───── TASK DATA ─────

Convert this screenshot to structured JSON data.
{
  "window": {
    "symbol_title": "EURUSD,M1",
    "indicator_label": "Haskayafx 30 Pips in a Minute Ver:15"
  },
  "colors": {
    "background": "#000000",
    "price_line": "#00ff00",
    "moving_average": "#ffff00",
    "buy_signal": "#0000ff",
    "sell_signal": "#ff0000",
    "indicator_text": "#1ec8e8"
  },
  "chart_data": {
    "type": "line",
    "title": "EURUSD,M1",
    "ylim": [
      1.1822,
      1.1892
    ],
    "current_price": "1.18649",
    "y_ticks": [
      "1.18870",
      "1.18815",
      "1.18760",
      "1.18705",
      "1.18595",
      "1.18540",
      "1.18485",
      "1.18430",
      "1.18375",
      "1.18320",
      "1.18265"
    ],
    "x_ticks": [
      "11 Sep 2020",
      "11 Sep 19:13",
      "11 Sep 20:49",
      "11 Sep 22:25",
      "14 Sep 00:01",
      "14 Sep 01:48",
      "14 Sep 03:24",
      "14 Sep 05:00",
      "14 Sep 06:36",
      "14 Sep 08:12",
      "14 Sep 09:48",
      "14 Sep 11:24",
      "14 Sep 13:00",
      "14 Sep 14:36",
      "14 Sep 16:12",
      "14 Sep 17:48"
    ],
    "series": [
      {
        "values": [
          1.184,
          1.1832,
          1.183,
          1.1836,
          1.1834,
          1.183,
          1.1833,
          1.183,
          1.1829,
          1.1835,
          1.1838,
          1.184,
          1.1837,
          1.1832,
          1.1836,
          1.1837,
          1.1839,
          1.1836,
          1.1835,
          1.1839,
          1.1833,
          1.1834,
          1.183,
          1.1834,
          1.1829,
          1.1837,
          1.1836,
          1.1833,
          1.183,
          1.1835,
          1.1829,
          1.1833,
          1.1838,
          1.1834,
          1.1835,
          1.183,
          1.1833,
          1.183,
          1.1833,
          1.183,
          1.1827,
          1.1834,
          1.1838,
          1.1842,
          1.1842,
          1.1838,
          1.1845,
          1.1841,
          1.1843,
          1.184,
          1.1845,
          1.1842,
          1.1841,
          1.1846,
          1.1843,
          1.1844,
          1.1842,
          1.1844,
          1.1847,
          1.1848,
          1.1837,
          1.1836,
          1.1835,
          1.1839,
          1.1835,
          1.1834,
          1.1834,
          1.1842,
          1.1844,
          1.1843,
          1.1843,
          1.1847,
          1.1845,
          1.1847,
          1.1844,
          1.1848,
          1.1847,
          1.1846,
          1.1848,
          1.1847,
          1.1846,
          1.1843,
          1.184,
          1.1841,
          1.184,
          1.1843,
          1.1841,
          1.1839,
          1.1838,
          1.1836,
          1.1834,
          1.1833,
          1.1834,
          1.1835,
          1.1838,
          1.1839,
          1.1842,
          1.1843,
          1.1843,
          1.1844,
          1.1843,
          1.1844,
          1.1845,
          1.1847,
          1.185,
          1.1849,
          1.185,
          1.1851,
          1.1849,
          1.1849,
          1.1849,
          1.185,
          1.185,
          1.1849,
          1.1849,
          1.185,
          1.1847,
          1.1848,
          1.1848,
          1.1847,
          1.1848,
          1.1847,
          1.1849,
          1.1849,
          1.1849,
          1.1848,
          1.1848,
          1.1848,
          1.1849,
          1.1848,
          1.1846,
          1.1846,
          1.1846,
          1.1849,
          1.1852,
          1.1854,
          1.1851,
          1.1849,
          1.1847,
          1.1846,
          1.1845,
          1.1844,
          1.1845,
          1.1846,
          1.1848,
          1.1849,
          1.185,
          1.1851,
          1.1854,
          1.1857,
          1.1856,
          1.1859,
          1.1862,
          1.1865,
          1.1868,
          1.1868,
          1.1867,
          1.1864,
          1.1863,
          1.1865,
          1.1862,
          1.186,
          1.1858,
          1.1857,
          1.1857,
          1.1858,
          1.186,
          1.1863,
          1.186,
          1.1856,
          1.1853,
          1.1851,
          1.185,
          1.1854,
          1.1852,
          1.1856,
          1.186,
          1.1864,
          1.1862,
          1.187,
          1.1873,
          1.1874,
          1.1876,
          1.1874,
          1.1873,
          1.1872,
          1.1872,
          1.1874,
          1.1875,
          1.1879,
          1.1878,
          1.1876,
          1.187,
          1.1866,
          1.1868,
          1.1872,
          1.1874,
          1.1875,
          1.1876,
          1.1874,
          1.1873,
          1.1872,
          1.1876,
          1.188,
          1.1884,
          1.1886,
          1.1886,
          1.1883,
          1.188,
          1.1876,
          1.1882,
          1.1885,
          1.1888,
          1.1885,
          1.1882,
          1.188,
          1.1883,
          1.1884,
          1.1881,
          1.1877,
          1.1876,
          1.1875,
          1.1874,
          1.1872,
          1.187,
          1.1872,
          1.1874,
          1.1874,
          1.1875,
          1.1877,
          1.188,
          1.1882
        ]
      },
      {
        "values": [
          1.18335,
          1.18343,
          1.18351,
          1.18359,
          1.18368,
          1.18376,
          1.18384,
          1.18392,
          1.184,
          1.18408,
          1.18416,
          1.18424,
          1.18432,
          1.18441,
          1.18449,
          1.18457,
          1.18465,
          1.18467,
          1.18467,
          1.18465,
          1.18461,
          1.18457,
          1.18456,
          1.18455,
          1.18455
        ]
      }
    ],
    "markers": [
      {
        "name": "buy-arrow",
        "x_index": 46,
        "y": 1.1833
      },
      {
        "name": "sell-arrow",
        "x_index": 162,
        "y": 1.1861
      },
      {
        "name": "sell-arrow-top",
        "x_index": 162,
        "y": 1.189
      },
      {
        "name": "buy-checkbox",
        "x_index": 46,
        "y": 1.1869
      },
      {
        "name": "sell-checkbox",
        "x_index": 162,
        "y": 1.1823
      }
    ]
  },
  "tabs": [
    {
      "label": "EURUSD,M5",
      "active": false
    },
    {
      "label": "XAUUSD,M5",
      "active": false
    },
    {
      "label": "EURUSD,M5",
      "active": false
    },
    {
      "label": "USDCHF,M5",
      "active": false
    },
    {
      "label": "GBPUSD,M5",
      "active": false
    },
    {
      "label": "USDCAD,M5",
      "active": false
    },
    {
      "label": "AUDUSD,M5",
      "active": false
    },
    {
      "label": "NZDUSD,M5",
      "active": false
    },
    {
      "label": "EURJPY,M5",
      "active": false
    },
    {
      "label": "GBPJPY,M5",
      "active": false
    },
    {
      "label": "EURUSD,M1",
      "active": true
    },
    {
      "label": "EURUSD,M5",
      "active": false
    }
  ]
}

─────

SET PROBLEM> Using the data above, return each line exactly as written.

FINISHED TASK>
Convert this screenshot to structured JSON data.
{
  "window": {
    "symbol_title": "EURUSD,M1",
    "indicator_label": "Haskayafx 30 Pips in a Minute Ver:15"
  },
  "colors": {
    "background": "#000000",
    "price_line": "#00ff00",
    "moving_average": "#ffff00",
    "buy_signal": "#0000ff",
    "sell_signal": "#ff0000",
    "indicator_text": "#1ec8e8"
  },
  "chart_data": {
    "type": "line",
    "title": "EURUSD,M1",
    "ylim": [
      1.1822,
      1.1892
    ],
    "current_price": "1.18649",
    "y_ticks": [
      "1.18870",
      "1.18815",
      "1.18760",
      "1.18705",
      "1.18595",
      "1.18540",
      "1.18485",
      "1.18430",
      "1.18375",
      "1.18320",
      "1.18265"
    ],
    "x_ticks": [
      "11 Sep 2020",
      "11 Sep 19:13",
      "11 Sep 20:49",
      "11 Sep 22:25",
      "14 Sep 00:01",
      "14 Sep 01:48",
      "14 Sep 03:24",
      "14 Sep 05:00",
      "14 Sep 06:36",
      "14 Sep 08:12",
      "14 Sep 09:48",
      "14 Sep 11:24",
      "14 Sep 13:00",
      "14 Sep 14:36",
      "14 Sep 16:12",
      "14 Sep 17:48"
    ],
    "series": [
      {
        "values": [
          1.184,
          1.1832,
          1.183,
          1.1836,
          1.1834,
          1.183,
          1.1833,
          1.183,
          1.1829,
          1.1835,
          1.1838,
          1.184,
          1.1837,
          1.1832,
          1.1836,
          1.1837,
          1.1839,
          1.1836,
          1.1835,
          1.1839,
          1.1833,
          1.1834,
          1.183,
          1.1834,
          1.1829,
          1.1837,
          1.1836,
          1.1833,
          1.183,
          1.1835,
          1.1829,
          1.1833,
          1.1838,
          1.1834,
          1.1835,
          1.183,
          1.1833,
          1.183,
          1.1833,
          1.183,
          1.1827,
          1.1834,
          1.1838,
          1.1842,
          1.1842,
          1.1838,
          1.1845,
          1.1841,
          1.1843,
          1.184,
          1.1845,
          1.1842,
          1.1841,
          1.1846,
          1.1843,
          1.1844,
          1.1842,
          1.1844,
          1.1847,
          1.1848,
          1.1837,
          1.1836,
          1.1835,
          1.1839,
          1.1835,
          1.1834,
          1.1834,
          1.1842,
          1.1844,
          1.1843,
          1.1843,
          1.1847,
          1.1845,
          1.1847,
          1.1844,
          1.1848,
          1.1847,
          1.1846,
          1.1848,
          1.1847,
          1.1846,
          1.1843,
          1.184,
          1.1841,
          1.184,
          1.1843,
          1.1841,
          1.1839,
          1.1838,
          1.1836,
          1.1834,
          1.1833,
          1.1834,
          1.1835,
          1.1838,
          1.1839,
          1.1842,
          1.1843,
          1.1843,
          1.1844,
          1.1843,
          1.1844,
          1.1845,
          1.1847,
          1.185,
          1.1849,
          1.185,
          1.1851,
          1.1849,
          1.1849,
          1.1849,
          1.185,
          1.185,
          1.1849,
          1.1849,
          1.185,
          1.1847,
          1.1848,
          1.1848,
          1.1847,
          1.1848,
          1.1847,
          1.1849,
          1.1849,
          1.1849,
          1.1848,
          1.1848,
          1.1848,
          1.1849,
          1.1848,
          1.1846,
          1.1846,
          1.1846,
          1.1849,
          1.1852,
          1.1854,
          1.1851,
          1.1849,
          1.1847,
          1.1846,
          1.1845,
          1.1844,
          1.1845,
          1.1846,
          1.1848,
          1.1849,
          1.185,
          1.1851,
          1.1854,
          1.1857,
          1.1856,
          1.1859,
          1.1862,
          1.1865,
          1.1868,
          1.1868,
          1.1867,
          1.1864,
          1.1863,
          1.1865,
          1.1862,
          1.186,
          1.1858,
          1.1857,
          1.1857,
          1.1858,
          1.186,
          1.1863,
          1.186,
          1.1856,
          1.1853,
          1.1851,
          1.185,
          1.1854,
          1.1852,
          1.1856,
          1.186,
          1.1864,
          1.1862,
          1.187,
          1.1873,
          1.1874,
          1.1876,
          1.1874,
          1.1873,
          1.1872,
          1.1872,
          1.1874,
          1.1875,
          1.1879,
          1.1878,
          1.1876,
          1.187,
          1.1866,
          1.1868,
          1.1872,
          1.1874,
          1.1875,
          1.1876,
          1.1874,
          1.1873,
          1.1872,
          1.1876,
          1.188,
          1.1884,
          1.1886,
          1.1886,
          1.1883,
          1.188,
          1.1876,
          1.1882,
          1.1885,
          1.1888,
          1.1885,
          1.1882,
          1.188,
          1.1883,
          1.1884,
          1.1881,
          1.1877,
          1.1876,
          1.1875,
          1.1874,
          1.1872,
          1.187,
          1.1872,
          1.1874,
          1.1874,
          1.1875,
          1.1877,
          1.188,
          1.1882
        ]
      },
      {
        "values": [
          1.18335,
          1.18343,
          1.18351,
          1.18359,
          1.18368,
          1.18376,
          1.18384,
          1.18392,
          1.184,
          1.18408,
          1.18416,
          1.18424,
          1.18432,
          1.18441,
          1.18449,
          1.18457,
          1.18465,
          1.18467,
          1.18467,
          1.18465,
          1.18461,
          1.18457,
          1.18456,
          1.18455,
          1.18455
        ]
      }
    ],
    "markers": [
      {
        "name": "buy-arrow",
        "x_index": 46,
        "y": 1.1833
      },
      {
        "name": "sell-arrow",
        "x_index": 162,
        "y": 1.1861
      },
      {
        "name": "sell-arrow-top",
        "x_index": 162,
        "y": 1.189
      },
      {
        "name": "buy-checkbox",
        "x_index": 46,
        "y": 1.1869
      },
      {
        "name": "sell-checkbox",
        "x_index": 162,
        "y": 1.1823
      }
    ]
  },
  "tabs": [
    {
      "label": "EURUSD,M5",
      "active": false
    },
    {
      "label": "XAUUSD,M5",
      "active": false
    },
    {
      "label": "EURUSD,M5",
      "active": false
    },
    {
      "label": "USDCHF,M5",
      "active": false
    },
    {
      "label": "GBPUSD,M5",
      "active": false
    },
    {
      "label": "USDCAD,M5",
      "active": false
    },
    {
      "label": "AUDUSD,M5",
      "active": false
    },
    {
      "label": "NZDUSD,M5",
      "active": false
    },
    {
      "label": "EURJPY,M5",
      "active": false
    },
    {
      "label": "GBPJPY,M5",
      "active": false
    },
    {
      "label": "EURUSD,M1",
      "active": true
    },
    {
      "label": "EURUSD,M5",
      "active": false
    }
  ]
}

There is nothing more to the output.